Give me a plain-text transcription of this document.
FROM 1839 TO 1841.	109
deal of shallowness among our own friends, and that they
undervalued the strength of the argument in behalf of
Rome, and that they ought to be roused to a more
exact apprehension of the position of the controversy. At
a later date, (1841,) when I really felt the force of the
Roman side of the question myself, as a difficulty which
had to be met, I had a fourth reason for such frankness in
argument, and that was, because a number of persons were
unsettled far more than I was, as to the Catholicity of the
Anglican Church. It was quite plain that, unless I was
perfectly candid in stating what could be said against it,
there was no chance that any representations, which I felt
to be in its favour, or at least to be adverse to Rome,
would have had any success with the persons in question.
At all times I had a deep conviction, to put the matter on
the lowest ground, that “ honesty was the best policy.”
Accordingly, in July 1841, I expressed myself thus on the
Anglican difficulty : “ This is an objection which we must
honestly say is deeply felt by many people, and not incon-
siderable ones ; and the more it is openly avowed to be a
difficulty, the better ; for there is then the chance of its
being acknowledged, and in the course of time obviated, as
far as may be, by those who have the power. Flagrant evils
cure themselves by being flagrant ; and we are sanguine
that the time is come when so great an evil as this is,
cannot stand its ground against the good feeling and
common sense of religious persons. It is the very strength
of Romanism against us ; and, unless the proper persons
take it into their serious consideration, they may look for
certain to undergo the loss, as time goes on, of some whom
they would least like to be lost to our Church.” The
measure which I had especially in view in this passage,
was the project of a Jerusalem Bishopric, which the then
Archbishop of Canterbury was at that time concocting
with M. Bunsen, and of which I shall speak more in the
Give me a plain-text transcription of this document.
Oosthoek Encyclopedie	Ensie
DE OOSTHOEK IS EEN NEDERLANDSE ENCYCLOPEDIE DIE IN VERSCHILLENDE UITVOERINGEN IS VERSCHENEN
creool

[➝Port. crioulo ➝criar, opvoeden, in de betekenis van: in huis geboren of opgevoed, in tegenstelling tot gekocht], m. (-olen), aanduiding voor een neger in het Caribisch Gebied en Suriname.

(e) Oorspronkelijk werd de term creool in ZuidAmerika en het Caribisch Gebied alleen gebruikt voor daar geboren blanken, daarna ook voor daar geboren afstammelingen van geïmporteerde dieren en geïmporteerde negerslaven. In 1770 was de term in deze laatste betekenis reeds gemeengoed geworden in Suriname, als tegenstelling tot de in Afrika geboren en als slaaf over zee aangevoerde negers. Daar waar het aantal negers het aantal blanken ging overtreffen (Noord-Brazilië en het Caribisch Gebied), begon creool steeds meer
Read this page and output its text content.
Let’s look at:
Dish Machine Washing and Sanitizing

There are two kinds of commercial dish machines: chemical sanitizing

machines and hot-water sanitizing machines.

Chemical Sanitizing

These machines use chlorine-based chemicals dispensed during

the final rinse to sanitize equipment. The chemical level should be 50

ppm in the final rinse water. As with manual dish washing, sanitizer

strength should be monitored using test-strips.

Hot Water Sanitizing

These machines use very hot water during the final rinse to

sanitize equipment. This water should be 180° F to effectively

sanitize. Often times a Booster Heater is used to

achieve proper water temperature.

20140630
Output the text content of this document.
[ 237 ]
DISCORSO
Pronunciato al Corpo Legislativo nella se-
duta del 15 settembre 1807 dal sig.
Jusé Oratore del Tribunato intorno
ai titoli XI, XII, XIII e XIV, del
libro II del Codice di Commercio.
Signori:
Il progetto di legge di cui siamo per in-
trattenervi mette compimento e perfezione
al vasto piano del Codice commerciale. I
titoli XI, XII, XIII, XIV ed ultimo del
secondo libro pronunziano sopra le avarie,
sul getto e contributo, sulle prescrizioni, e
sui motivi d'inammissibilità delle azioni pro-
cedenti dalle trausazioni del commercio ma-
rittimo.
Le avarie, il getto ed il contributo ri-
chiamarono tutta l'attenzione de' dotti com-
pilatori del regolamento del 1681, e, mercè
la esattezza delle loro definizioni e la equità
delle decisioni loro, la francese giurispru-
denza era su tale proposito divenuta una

**TASK BRIEF**
Read the entries and select each line where the word "difficulty" is found.

**WRITTEN RESPONSE**
Roman side of the question myself, as a difficulty which
Anglican difficulty : “ This is an objection which we must
difficulty, the better ; for there is then the chance of its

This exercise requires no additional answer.